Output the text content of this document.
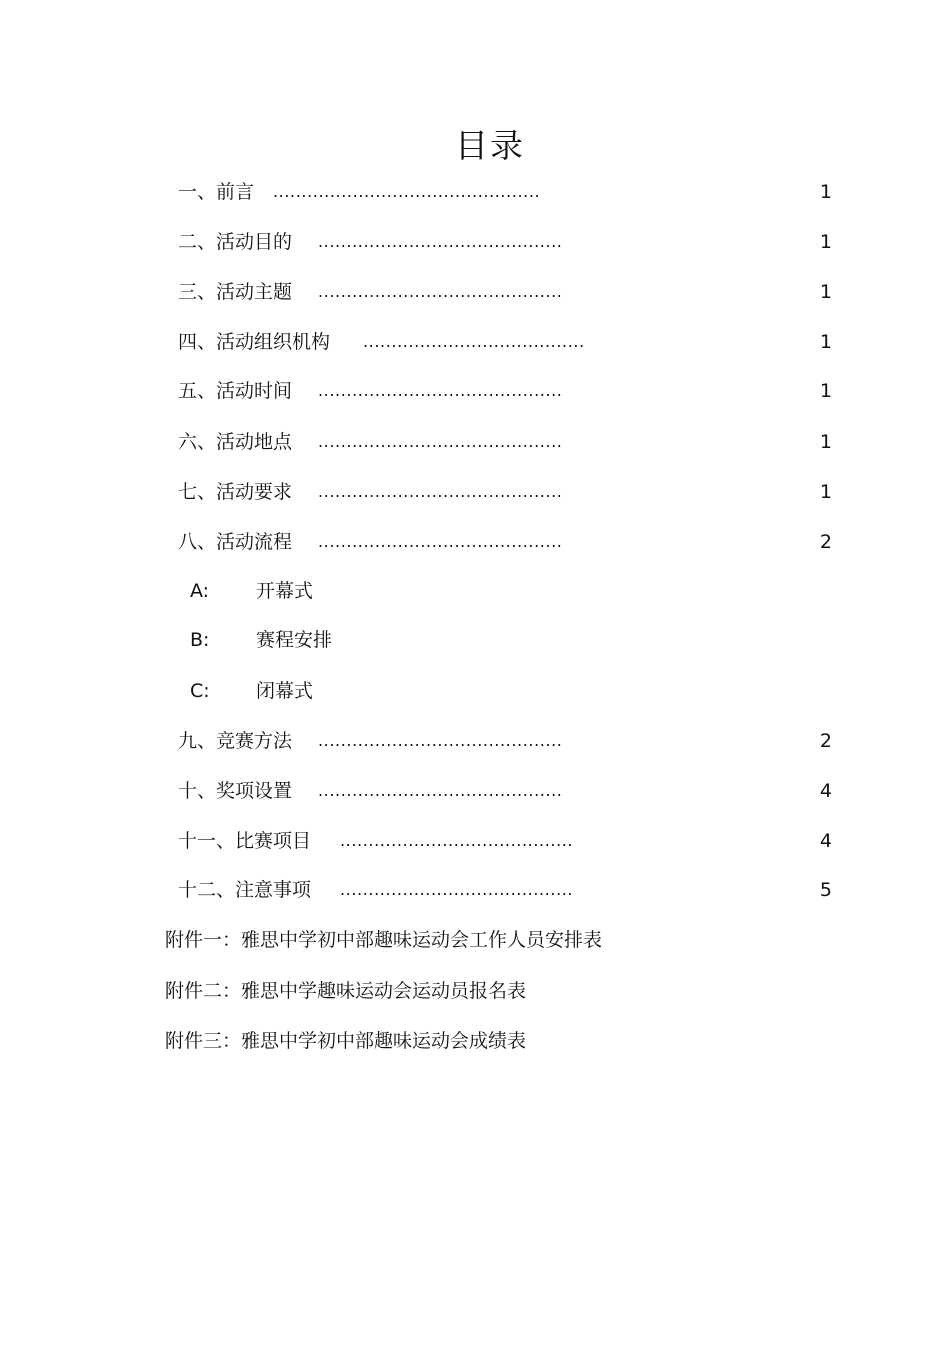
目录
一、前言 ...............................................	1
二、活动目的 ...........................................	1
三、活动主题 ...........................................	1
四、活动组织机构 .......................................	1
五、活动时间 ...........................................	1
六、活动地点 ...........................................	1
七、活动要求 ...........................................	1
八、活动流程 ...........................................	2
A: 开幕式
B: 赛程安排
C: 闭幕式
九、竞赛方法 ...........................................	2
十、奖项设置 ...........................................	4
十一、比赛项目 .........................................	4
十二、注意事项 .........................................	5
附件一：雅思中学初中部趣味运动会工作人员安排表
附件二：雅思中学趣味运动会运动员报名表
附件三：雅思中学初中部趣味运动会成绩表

======

— Problem —
All of the lines above should be printed exactly, minus the pictures.

— Full response —
Output the text content of this document.
目录
一、前言 ...............................................	1
二、活动目的 ...........................................	1
三、活动主题 ...........................................	1
四、活动组织机构 .......................................	1
五、活动时间 ...........................................	1
六、活动地点 ...........................................	1
七、活动要求 ...........................................	1
八、活动流程 ...........................................	2
A: 开幕式
B: 赛程安排
C: 闭幕式
九、竞赛方法 ...........................................	2
十、奖项设置 ...........................................	4
十一、比赛项目 .........................................	4
十二、注意事项 .........................................	5
附件一：雅思中学初中部趣味运动会工作人员安排表
附件二：雅思中学趣味运动会运动员报名表
附件三：雅思中学初中部趣味运动会成绩表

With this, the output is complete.